BeauSoleil: Alligator Purse

BeauSoleil
Alligator Purse
Yep Roc
2009-01-06

There must be tremendous burdens associated with becoming a certifiable cultural institution. BeauSoleil, the Michael Doucet-led Cajun band from Lafayette, Louisiana should know — they have an NEA National Heritage Fellowship and a shelf-full of Grammy nods as proof. (Doucet has a hand in two of the five Zydeco or Cajun Grammy nominations this year, for instance.) And like another cultural institution they frequently bump up against — Garrison Keilor’s A Prairie Home Companion — the band must balance progress with politeness, must be representative but not derivative, must feel familiar instead of simply nostalgic. On Alligator Purse, the band’s first album for the venerable Yep Roc label, BeauSoleil finds that balance. They’ve created a record that is both Cajun to its core and something else entirely.

The instrumentals, like the set’s opener “Real Cajun (451 N. St. Joseph)” and its closer “Valse á Thomas Adroin”, put the Cajun tradition in center-stage. But for such a definitively Cajun band, BeauSoleil lets the tradition reach in a number of different directions. “Marie”, for example, shows the band at work against an R&B horn section. And a cover of J.J. Cale’s “The Problem” boldly conflates the sounds of the west coast and the gulf coast. Throughout the record, in fact, BeauSoleil proves Cajun music’s versatility by offering it as a matrix through which run strands of country, blues, rowdy folk, and jazz.

■ **Excerpted records**

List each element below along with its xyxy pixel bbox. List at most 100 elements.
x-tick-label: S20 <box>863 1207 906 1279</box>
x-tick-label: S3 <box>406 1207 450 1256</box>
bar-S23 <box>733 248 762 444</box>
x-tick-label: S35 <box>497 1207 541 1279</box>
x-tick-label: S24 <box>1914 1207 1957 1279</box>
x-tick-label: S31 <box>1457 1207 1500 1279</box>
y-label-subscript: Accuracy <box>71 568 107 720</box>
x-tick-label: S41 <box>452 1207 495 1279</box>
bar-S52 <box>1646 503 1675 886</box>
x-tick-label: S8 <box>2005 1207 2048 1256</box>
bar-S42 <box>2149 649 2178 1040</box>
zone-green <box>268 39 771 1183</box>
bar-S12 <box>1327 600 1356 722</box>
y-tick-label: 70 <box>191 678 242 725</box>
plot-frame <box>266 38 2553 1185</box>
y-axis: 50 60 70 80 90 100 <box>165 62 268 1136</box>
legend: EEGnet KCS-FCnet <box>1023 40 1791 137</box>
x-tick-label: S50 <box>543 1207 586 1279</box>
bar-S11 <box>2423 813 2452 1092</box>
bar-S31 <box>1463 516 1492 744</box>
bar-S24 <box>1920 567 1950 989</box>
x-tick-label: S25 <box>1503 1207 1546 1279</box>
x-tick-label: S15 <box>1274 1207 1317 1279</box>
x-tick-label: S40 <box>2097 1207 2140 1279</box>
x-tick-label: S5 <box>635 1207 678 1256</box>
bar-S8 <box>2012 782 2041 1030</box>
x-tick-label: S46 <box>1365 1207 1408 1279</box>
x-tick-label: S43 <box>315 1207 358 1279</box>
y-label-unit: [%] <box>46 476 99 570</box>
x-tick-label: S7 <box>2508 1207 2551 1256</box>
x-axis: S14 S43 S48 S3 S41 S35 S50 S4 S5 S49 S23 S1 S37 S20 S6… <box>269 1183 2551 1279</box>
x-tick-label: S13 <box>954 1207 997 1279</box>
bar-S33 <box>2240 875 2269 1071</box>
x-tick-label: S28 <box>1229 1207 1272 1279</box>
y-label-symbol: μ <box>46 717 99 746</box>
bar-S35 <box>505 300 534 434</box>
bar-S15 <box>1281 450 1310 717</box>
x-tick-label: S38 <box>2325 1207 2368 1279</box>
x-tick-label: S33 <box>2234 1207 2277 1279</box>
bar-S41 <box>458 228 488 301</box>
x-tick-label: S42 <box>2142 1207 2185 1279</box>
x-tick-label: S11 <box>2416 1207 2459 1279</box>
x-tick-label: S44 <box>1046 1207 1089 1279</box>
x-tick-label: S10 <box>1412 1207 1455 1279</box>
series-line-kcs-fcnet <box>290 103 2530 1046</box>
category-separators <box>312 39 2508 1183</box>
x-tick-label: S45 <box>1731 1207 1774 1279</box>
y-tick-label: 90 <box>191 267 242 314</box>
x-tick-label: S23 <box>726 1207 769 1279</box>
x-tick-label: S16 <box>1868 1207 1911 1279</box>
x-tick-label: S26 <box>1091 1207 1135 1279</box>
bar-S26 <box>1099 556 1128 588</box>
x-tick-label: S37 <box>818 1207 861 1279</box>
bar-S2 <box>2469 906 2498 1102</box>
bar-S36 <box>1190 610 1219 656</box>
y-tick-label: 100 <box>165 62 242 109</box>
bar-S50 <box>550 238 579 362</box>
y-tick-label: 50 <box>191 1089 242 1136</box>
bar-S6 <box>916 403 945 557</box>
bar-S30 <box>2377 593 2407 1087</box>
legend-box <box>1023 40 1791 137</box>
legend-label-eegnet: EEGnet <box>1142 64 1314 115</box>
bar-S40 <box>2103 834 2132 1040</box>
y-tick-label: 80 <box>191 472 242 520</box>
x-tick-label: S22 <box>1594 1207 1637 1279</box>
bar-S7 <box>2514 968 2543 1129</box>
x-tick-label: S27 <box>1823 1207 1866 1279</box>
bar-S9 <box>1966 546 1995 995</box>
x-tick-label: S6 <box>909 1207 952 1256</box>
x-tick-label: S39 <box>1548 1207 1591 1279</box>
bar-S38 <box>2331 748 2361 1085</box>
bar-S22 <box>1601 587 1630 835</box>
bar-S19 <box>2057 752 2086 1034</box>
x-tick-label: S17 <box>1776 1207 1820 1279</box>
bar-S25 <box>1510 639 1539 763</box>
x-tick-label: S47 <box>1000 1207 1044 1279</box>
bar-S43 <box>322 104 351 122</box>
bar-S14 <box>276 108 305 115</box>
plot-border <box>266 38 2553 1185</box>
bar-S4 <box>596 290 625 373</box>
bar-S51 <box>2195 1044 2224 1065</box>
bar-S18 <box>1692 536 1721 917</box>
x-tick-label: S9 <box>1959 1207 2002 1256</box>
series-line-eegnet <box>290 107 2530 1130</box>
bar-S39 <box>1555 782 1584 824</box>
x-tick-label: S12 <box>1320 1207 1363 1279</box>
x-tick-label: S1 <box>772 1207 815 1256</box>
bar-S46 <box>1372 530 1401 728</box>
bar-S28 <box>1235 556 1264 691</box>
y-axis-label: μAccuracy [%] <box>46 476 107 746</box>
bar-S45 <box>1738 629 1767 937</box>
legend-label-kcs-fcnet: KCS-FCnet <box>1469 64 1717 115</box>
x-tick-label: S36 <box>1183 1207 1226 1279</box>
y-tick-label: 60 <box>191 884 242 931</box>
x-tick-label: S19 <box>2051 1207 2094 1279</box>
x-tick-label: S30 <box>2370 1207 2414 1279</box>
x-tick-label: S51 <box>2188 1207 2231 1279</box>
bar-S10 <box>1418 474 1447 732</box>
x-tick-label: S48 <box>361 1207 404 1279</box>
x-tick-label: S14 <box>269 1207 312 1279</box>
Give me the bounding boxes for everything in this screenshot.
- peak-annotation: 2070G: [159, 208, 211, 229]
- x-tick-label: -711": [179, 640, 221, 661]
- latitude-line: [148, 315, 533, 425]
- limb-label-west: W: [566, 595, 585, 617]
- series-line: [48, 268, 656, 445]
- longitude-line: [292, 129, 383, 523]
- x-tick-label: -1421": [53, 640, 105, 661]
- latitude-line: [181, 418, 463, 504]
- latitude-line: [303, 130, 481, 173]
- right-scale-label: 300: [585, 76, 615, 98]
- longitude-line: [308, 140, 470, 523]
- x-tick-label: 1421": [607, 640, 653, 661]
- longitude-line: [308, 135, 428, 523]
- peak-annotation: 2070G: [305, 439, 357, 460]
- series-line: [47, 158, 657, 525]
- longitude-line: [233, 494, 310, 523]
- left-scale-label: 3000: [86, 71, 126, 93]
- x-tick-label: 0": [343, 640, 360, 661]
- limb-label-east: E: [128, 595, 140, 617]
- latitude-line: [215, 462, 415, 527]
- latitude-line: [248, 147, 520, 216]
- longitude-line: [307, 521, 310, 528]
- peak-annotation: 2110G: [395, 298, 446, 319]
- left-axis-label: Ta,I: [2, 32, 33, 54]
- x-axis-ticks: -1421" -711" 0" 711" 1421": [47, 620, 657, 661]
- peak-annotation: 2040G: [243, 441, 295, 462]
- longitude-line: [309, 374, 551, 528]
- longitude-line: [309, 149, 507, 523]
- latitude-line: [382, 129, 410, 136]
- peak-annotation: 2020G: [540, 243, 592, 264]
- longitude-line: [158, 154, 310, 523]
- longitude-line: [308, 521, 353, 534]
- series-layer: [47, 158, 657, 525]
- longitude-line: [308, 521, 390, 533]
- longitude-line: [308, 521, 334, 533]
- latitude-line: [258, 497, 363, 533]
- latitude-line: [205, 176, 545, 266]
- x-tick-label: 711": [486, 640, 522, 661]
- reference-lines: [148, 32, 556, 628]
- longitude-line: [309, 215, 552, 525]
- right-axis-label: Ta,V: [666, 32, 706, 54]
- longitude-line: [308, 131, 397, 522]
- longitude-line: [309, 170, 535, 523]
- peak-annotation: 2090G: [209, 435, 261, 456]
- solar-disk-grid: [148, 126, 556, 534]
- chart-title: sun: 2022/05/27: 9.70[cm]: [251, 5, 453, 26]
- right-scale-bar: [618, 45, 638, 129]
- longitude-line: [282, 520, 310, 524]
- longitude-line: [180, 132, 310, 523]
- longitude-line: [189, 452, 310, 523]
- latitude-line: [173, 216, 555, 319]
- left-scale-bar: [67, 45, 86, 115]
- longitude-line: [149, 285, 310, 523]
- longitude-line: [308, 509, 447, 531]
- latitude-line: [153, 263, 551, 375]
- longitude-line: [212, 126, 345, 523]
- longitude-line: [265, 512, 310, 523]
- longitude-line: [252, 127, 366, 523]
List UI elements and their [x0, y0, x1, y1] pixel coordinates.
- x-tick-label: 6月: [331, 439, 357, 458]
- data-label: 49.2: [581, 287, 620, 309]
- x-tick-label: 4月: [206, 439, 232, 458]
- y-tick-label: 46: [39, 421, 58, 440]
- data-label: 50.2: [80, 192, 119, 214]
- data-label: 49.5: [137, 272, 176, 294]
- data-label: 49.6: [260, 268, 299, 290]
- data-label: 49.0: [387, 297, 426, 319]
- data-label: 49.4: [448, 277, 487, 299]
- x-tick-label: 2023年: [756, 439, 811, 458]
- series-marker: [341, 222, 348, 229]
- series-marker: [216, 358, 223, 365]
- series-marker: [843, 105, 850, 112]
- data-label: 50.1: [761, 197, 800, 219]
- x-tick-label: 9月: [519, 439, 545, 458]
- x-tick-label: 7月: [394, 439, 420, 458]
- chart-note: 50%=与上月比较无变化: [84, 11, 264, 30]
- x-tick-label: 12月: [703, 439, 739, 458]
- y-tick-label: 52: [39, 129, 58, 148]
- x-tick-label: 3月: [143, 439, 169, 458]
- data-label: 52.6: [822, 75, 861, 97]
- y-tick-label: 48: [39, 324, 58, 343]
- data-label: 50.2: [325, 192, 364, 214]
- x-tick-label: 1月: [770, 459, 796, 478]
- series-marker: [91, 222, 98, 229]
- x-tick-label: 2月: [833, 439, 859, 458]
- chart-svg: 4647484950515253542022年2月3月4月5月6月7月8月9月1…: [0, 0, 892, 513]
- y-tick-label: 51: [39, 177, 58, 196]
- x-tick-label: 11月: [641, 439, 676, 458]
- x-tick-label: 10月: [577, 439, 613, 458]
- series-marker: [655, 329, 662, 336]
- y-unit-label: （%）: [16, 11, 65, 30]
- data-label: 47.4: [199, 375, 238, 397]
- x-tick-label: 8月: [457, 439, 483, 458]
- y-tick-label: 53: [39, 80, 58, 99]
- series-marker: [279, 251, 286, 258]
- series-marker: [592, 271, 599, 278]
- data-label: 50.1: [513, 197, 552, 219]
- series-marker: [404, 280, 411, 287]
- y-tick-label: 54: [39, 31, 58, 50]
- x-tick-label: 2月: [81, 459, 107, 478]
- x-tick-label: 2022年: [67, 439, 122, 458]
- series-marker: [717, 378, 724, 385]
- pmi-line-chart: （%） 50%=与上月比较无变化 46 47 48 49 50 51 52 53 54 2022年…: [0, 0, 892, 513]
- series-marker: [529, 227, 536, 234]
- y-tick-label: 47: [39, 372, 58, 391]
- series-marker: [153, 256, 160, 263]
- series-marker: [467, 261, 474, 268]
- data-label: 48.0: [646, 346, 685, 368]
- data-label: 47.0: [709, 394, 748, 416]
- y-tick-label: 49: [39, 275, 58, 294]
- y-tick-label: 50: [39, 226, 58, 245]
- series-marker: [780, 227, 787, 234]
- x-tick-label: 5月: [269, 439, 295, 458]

■ **Problem statement**
Pick up the review of BeauSoleil's Alligator Purse album from the point where it stops, and carry it forward.

■ **Response to the exercise**
The best example on the new record is probably “Rouler et Tourner”. The song, most recently revived and revised by Bob Dylan on 2006’s Modern Times, is actually a cover of a cover of a cover of an ancient blues, in French. And it’s a fine example of how the folk process works in the postmodern era. The fiddle handles the looping guitar figures and Doucet’s slurred vocal show how much can actually be gained in translation. Listening to this track, it’s clear that the band’s rugged earthiness and its quick flexibility, not its penchant for traditionalism, are its greatest assets.

In addition to BeauSoleil’s core line-up, Alligator Purse features a number of guests. Natalie Merchant adds harmonies to the Julie Miller song “Little Darlin’” and the Lovin’ Spoonful’s John Sebastian makes an appearance, as do upstate New York heavy-hitters Artie and Happy Traum and the telecaster wizard Jim Weider. The most remarkable guest spot, however, goes to Garth Hudson, who contributes an introduction to “I Spent All My Money Loving You” that sounds like a more sagacious, more subdued version of the Band’s seminal “Chest Fever”, As with most of what he plays, that brief appearance becomes a thumbnail history of the shape of North American music. But this is BeauSoleil’s record and they themselves have plenty to teach, so they seize back the song with a steady beat and a snaky assurance.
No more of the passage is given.